## Task requirements
Reproduce the listing verbatim.
§
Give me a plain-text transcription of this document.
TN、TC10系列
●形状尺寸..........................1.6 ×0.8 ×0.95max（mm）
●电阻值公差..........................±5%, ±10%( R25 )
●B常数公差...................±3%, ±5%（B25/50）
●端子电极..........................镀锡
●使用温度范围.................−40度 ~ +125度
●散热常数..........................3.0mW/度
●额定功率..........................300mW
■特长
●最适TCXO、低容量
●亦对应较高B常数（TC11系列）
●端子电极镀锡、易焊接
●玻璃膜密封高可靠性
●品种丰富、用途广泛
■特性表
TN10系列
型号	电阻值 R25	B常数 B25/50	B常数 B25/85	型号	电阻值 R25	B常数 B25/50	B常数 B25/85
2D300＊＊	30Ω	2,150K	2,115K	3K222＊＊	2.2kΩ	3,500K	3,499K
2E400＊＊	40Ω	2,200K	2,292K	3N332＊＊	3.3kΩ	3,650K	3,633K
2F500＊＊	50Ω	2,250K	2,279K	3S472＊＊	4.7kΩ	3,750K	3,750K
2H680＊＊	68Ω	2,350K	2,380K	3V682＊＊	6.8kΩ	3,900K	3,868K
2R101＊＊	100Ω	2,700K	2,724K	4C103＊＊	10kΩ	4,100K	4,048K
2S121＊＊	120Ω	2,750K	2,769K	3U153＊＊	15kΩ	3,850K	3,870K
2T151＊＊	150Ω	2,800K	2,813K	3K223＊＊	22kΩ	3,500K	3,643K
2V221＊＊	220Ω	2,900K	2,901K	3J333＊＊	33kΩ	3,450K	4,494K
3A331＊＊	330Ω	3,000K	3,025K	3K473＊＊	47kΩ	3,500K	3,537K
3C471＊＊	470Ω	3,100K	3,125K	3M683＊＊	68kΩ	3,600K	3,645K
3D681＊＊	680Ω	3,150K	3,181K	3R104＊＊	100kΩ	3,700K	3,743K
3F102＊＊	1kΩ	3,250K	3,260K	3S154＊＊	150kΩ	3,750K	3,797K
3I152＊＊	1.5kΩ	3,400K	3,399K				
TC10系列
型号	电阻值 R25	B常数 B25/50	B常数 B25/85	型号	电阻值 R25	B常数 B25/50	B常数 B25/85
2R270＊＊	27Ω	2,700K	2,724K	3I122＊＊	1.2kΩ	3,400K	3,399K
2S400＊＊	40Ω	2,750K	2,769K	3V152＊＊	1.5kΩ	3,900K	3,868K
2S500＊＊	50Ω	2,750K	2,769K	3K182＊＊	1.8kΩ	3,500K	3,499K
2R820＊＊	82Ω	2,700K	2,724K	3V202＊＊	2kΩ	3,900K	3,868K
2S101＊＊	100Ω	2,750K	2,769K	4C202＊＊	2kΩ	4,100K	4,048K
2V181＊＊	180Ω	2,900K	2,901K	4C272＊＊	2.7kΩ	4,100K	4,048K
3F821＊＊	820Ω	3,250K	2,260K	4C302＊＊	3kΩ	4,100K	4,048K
§
## Exercise answer
Give me a plain-text transcription of this document.
TN、TC10系列
●形状尺寸..........................1.6 ×0.8 ×0.95max（mm）
●电阻值公差..........................±5%, ±10%( R25 )
●B常数公差...................±3%, ±5%（B25/50）
●端子电极..........................镀锡
●使用温度范围.................−40度 ~ +125度
●散热常数..........................3.0mW/度
●额定功率..........................300mW
■特长
●最适TCXO、低容量
●亦对应较高B常数（TC11系列）
●端子电极镀锡、易焊接
●玻璃膜密封高可靠性
●品种丰富、用途广泛
■特性表
TN10系列
型号	电阻值 R25	B常数 B25/50	B常数 B25/85	型号	电阻值 R25	B常数 B25/50	B常数 B25/85
2D300＊＊	30Ω	2,150K	2,115K	3K222＊＊	2.2kΩ	3,500K	3,499K
2E400＊＊	40Ω	2,200K	2,292K	3N332＊＊	3.3kΩ	3,650K	3,633K
2F500＊＊	50Ω	2,250K	2,279K	3S472＊＊	4.7kΩ	3,750K	3,750K
2H680＊＊	68Ω	2,350K	2,380K	3V682＊＊	6.8kΩ	3,900K	3,868K
2R101＊＊	100Ω	2,700K	2,724K	4C103＊＊	10kΩ	4,100K	4,048K
2S121＊＊	120Ω	2,750K	2,769K	3U153＊＊	15kΩ	3,850K	3,870K
2T151＊＊	150Ω	2,800K	2,813K	3K223＊＊	22kΩ	3,500K	3,643K
2V221＊＊	220Ω	2,900K	2,901K	3J333＊＊	33kΩ	3,450K	4,494K
3A331＊＊	330Ω	3,000K	3,025K	3K473＊＊	47kΩ	3,500K	3,537K
3C471＊＊	470Ω	3,100K	3,125K	3M683＊＊	68kΩ	3,600K	3,645K
3D681＊＊	680Ω	3,150K	3,181K	3R104＊＊	100kΩ	3,700K	3,743K
3F102＊＊	1kΩ	3,250K	3,260K	3S154＊＊	150kΩ	3,750K	3,797K
3I152＊＊	1.5kΩ	3,400K	3,399K				
TC10系列
型号	电阻值 R25	B常数 B25/50	B常数 B25/85	型号	电阻值 R25	B常数 B25/50	B常数 B25/85
2R270＊＊	27Ω	2,700K	2,724K	3I122＊＊	1.2kΩ	3,400K	3,399K
2S400＊＊	40Ω	2,750K	2,769K	3V152＊＊	1.5kΩ	3,900K	3,868K
2S500＊＊	50Ω	2,750K	2,769K	3K182＊＊	1.8kΩ	3,500K	3,499K
2R820＊＊	82Ω	2,700K	2,724K	3V202＊＊	2kΩ	3,900K	3,868K
2S101＊＊	100Ω	2,750K	2,769K	4C202＊＊	2kΩ	4,100K	4,048K
2V181＊＊	180Ω	2,900K	2,901K	4C272＊＊	2.7kΩ	4,100K	4,048K
3F821＊＊	820Ω	3,250K	2,260K	4C302＊＊	3kΩ	4,100K	4,048K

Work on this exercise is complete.